• [WHAT THIS TASK INVOLVES]
Comb the records below for the string "screenshot" and copy each line where it turns up.
──────────────────────────────
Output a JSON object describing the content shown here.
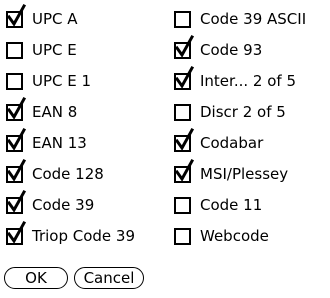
{
  "barcodes": [
    {
      "label": "UPC A",
      "checked": true
    },
    {
      "label": "Code 39 ASCII",
      "checked": false
    },
    {
      "label": "UPC E",
      "checked": false
    },
    {
      "label": "Code 93",
      "checked": true
    },
    {
      "label": "UPC E 1",
      "checked": false
    },
    {
      "label": "Inter... 2 of 5",
      "checked": true
    },
    {
      "label": "EAN 8",
      "checked": true
    },
    {
      "label": "Discr 2 of 5",
      "checked": false
    },
    {
      "label": "EAN 13",
      "checked": true
    },
    {
      "label": "Codabar",
      "checked": true
    },
    {
      "label": "Code 128",
      "checked": true
    },
    {
      "label": "MSI/Plessey",
      "checked": true
    },
    {
      "label": "Code 39",
      "checked": true
    },
    {
      "label": "Code 11",
      "checked": false
    },
    {
      "label": "Triop Code 39",
      "checked": true
    },
    {
      "label": "Webcode",
      "checked": false
    }
  ],
  "buttons": {
    "ok": "OK",
    "cancel": "Cancel"
  },
  "icons": {
    "checked": "checkmark-icon"
  }
}
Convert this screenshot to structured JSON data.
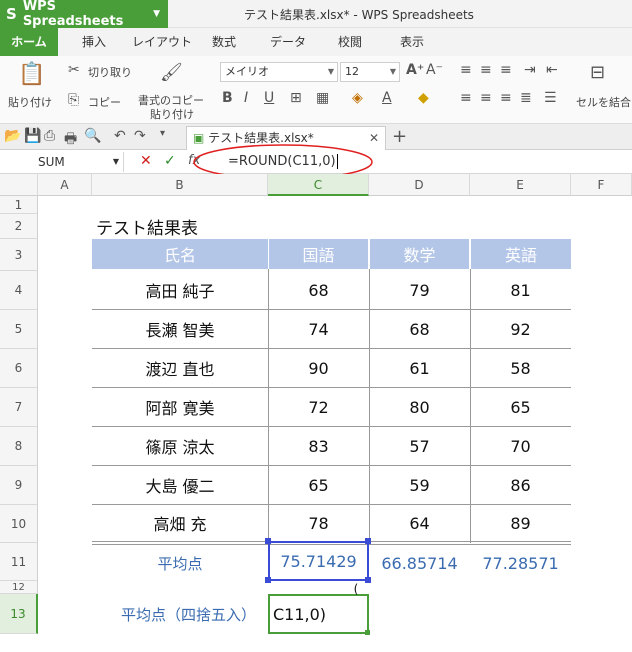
{
  "app": {
    "name": "WPS Spreadsheets",
    "window_title": "テスト結果表.xlsx* - WPS Spreadsheets"
  },
  "ribbon_tabs": [
    "ホーム",
    "挿入",
    "レイアウト",
    "数式",
    "データ",
    "校閲",
    "表示"
  ],
  "ribbon": {
    "paste": "貼り付け",
    "cut": "切り取り",
    "copy": "コピー",
    "format_painter_1": "書式のコピー",
    "format_painter_2": "貼り付け",
    "font_name": "メイリオ",
    "font_size": "12",
    "merge": "セルを結合"
  },
  "doc_tab": {
    "name": "テスト結果表.xlsx*"
  },
  "formula_bar": {
    "name_box": "SUM",
    "fx": "fx",
    "formula": "=ROUND(C11,0)"
  },
  "columns": [
    "A",
    "B",
    "C",
    "D",
    "E",
    "F"
  ],
  "rows": [
    "1",
    "2",
    "3",
    "4",
    "5",
    "6",
    "7",
    "8",
    "9",
    "10",
    "11",
    "12",
    "13"
  ],
  "sheet": {
    "title": "テスト結果表",
    "headers": [
      "氏名",
      "国語",
      "数学",
      "英語"
    ],
    "records": [
      {
        "name": "高田 純子",
        "kokugo": "68",
        "sugaku": "79",
        "eigo": "81"
      },
      {
        "name": "長瀬 智美",
        "kokugo": "74",
        "sugaku": "68",
        "eigo": "92"
      },
      {
        "name": "渡辺 直也",
        "kokugo": "90",
        "sugaku": "61",
        "eigo": "58"
      },
      {
        "name": "阿部 寛美",
        "kokugo": "72",
        "sugaku": "80",
        "eigo": "65"
      },
      {
        "name": "篠原 涼太",
        "kokugo": "83",
        "sugaku": "57",
        "eigo": "70"
      },
      {
        "name": "大島 優二",
        "kokugo": "65",
        "sugaku": "59",
        "eigo": "86"
      },
      {
        "name": "高畑 充",
        "kokugo": "78",
        "sugaku": "64",
        "eigo": "89"
      }
    ],
    "average_label": "平均点",
    "averages": [
      "75.71429",
      "66.85714",
      "77.28571"
    ],
    "rounded_label": "平均点（四捨五入）",
    "editing_cell": "C11,0)",
    "tooltip_fragment": "("
  },
  "colors": {
    "accent": "#4a9e3a",
    "header_fill": "#b4c6e7",
    "avg_text": "#3a6bb0",
    "selection": "#3a4cd6",
    "annotation": "#e02020"
  }
}
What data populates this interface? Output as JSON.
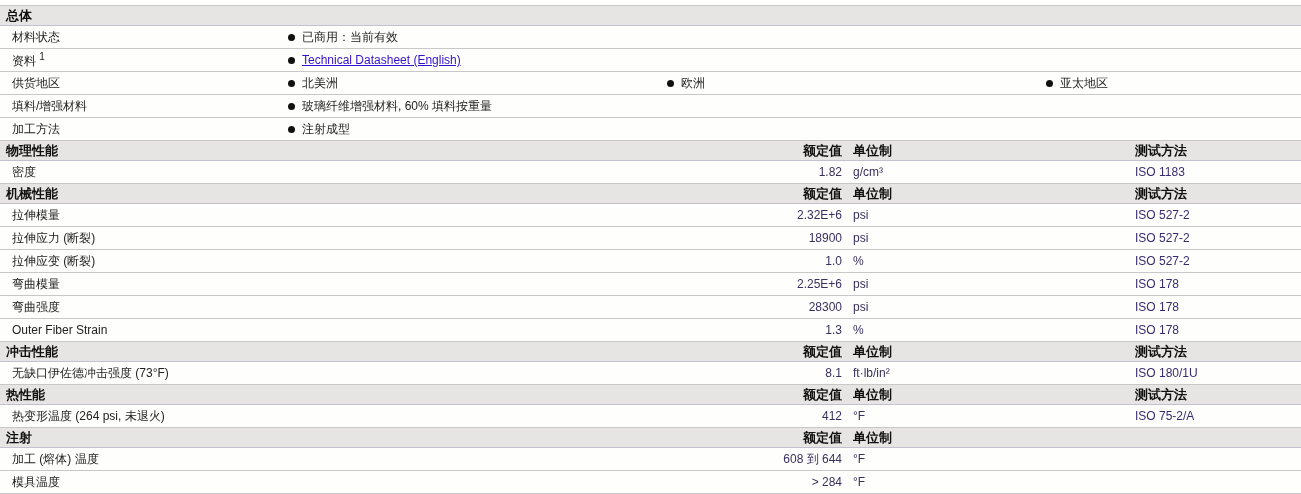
{
  "sections": [
    {
      "title": "总体",
      "kind": "general",
      "rows": [
        {
          "label": "材料状态",
          "entries": [
            {
              "kind": "text",
              "text": "已商用：当前有效"
            }
          ]
        },
        {
          "label": "资料 $^{1}$",
          "entries": [
            {
              "kind": "link",
              "text": "Technical Datasheet (English)"
            }
          ]
        },
        {
          "label": "供货地区",
          "entries": [
            {
              "kind": "text",
              "text": "北美洲"
            },
            {
              "kind": "text",
              "text": "欧洲"
            },
            {
              "kind": "text",
              "text": "亚太地区"
            }
          ]
        },
        {
          "label": "填料/增强材料",
          "entries": [
            {
              "kind": "text",
              "text": "玻璃纤维增强材料, 60% 填料按重量"
            }
          ]
        },
        {
          "label": "加工方法",
          "entries": [
            {
              "kind": "text",
              "text": "注射成型"
            }
          ]
        }
      ]
    },
    {
      "title": "物理性能",
      "kind": "property",
      "columns": [
        "额定值",
        "单位制",
        "测试方法"
      ],
      "rows": [
        {
          "label": "密度",
          "value": "1.82",
          "unit": "g/cm³",
          "method": "ISO 1183"
        }
      ]
    },
    {
      "title": "机械性能",
      "kind": "property",
      "columns": [
        "额定值",
        "单位制",
        "测试方法"
      ],
      "rows": [
        {
          "label": "拉伸模量",
          "value": "2.32E+6",
          "unit": "psi",
          "method": "ISO 527-2"
        },
        {
          "label": "拉伸应力 (断裂)",
          "value": "18900",
          "unit": "psi",
          "method": "ISO 527-2"
        },
        {
          "label": "拉伸应变 (断裂)",
          "value": "1.0",
          "unit": "%",
          "method": "ISO 527-2"
        },
        {
          "label": "弯曲模量",
          "value": "2.25E+6",
          "unit": "psi",
          "method": "ISO 178"
        },
        {
          "label": "弯曲强度",
          "value": "28300",
          "unit": "psi",
          "method": "ISO 178"
        },
        {
          "label": "Outer Fiber Strain",
          "value": "1.3",
          "unit": "%",
          "method": "ISO 178"
        }
      ]
    },
    {
      "title": "冲击性能",
      "kind": "property",
      "columns": [
        "额定值",
        "单位制",
        "测试方法"
      ],
      "rows": [
        {
          "label": "无缺口伊佐德冲击强度 (73°F)",
          "value": "8.1",
          "unit": "ft·lb/in²",
          "method": "ISO 180/1U"
        }
      ]
    },
    {
      "title": "热性能",
      "kind": "property",
      "columns": [
        "额定值",
        "单位制",
        "测试方法"
      ],
      "rows": [
        {
          "label": "热变形温度 (264 psi, 未退火)",
          "value": "412",
          "unit": "°F",
          "method": "ISO 75-2/A"
        }
      ]
    },
    {
      "title": "注射",
      "kind": "property",
      "columns": [
        "额定值",
        "单位制"
      ],
      "rows": [
        {
          "label": "加工 (熔体) 温度",
          "value": "608 到 644",
          "unit": "°F"
        },
        {
          "label": "模具温度",
          "value": "> 284",
          "unit": "°F"
        }
      ]
    }
  ]
}
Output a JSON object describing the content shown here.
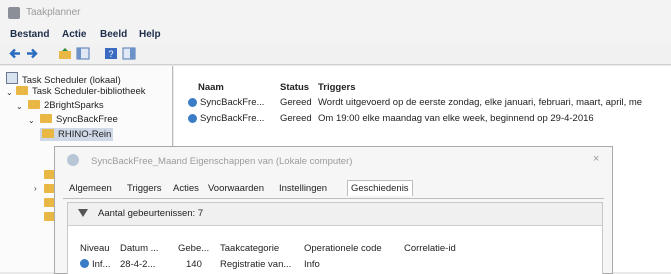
{
  "window": {
    "title": "Taakplanner"
  },
  "menu": [
    "Bestand",
    "Actie",
    "Beeld",
    "Help"
  ],
  "toolbar": {
    "icons": [
      "back-arrow-icon",
      "forward-arrow-icon",
      "folder-up-icon",
      "show-hide-console-tree-icon",
      "help-icon",
      "action-pane-icon"
    ]
  },
  "tree": {
    "root": "Task Scheduler (lokaal)",
    "library": "Task Scheduler-bibliotheek",
    "folder1": "2BrightSparks",
    "folder2": "SyncBackFree",
    "selected": "RHINO-Rein"
  },
  "tasks": {
    "headers": [
      "Naam",
      "Status",
      "Triggers"
    ],
    "rows": [
      {
        "name": "SyncBackFre...",
        "status": "Gereed",
        "trigger": "Wordt uitgevoerd op de eerste zondag, elke januari, februari, maart, april, me"
      },
      {
        "name": "SyncBackFre...",
        "status": "Gereed",
        "trigger": "Om 19:00 elke maandag van elke week, beginnend op 29-4-2016"
      }
    ]
  },
  "dialog": {
    "title": "SyncBackFree_Maand Eigenschappen van (Lokale computer)",
    "close": "×",
    "tabs": [
      "Algemeen",
      "Triggers",
      "Acties",
      "Voorwaarden",
      "Instellingen",
      "Geschiedenis"
    ],
    "active_tab": "Geschiedenis",
    "event_count": "Aantal gebeurtenissen: 7",
    "columns": [
      "Niveau",
      "Datum ...",
      "Gebe...",
      "Taakcategorie",
      "Operationele code",
      "Correlatie-id"
    ],
    "rows": [
      {
        "level": "Inf...",
        "date": "28-4-2...",
        "event": "140",
        "category": "Registratie van...",
        "opcode": "Info"
      }
    ]
  },
  "colors": {
    "accent": "#3b7cc6",
    "folder": "#e8b744",
    "selection": "#cfd8e6"
  }
}
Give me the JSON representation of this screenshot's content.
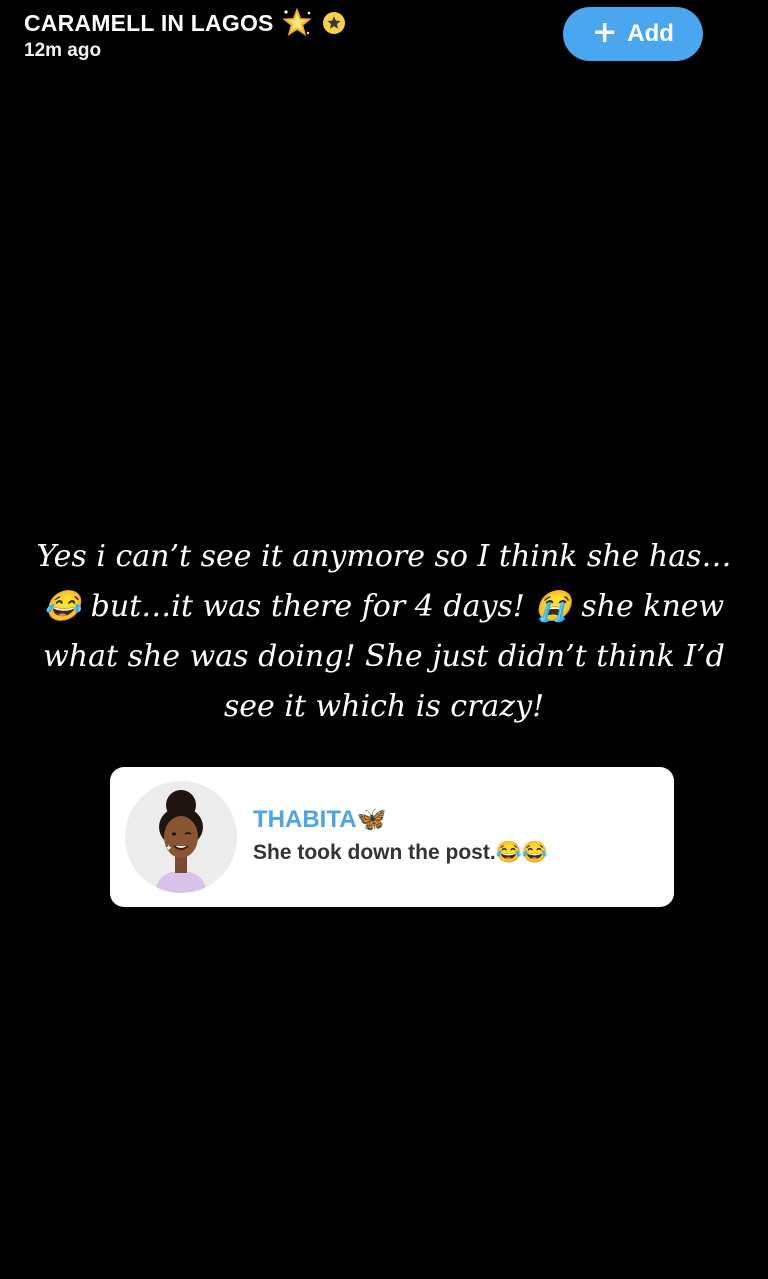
{
  "header": {
    "title": "CARAMELL IN LAGOS",
    "time": "12m ago",
    "icons": [
      "sparkle-star-icon",
      "star-badge-icon"
    ]
  },
  "add_button": {
    "icon": "plus-icon",
    "label": "Add"
  },
  "caption": {
    "line1": "Yes i can’t see it anymore so I think she has…",
    "line2": "😂 but…it was there for 4 days! 😭 she knew",
    "line3": "what she was doing! She just didn’t think I’d",
    "line4": "see it which is crazy!"
  },
  "reply": {
    "name": "THABITA🦋",
    "text": "She took down the post.😂😂",
    "avatar": "bitmoji-avatar"
  },
  "colors": {
    "background": "#000000",
    "accent": "#4aa6ee",
    "reply_name": "#4ba5e8",
    "card": "#ffffff"
  }
}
──────────────────────────────
• [RESPONSE TO THE TASK]
Convert this screenshot to structured JSON data.
Give me the JSON representation of this screenshot's content.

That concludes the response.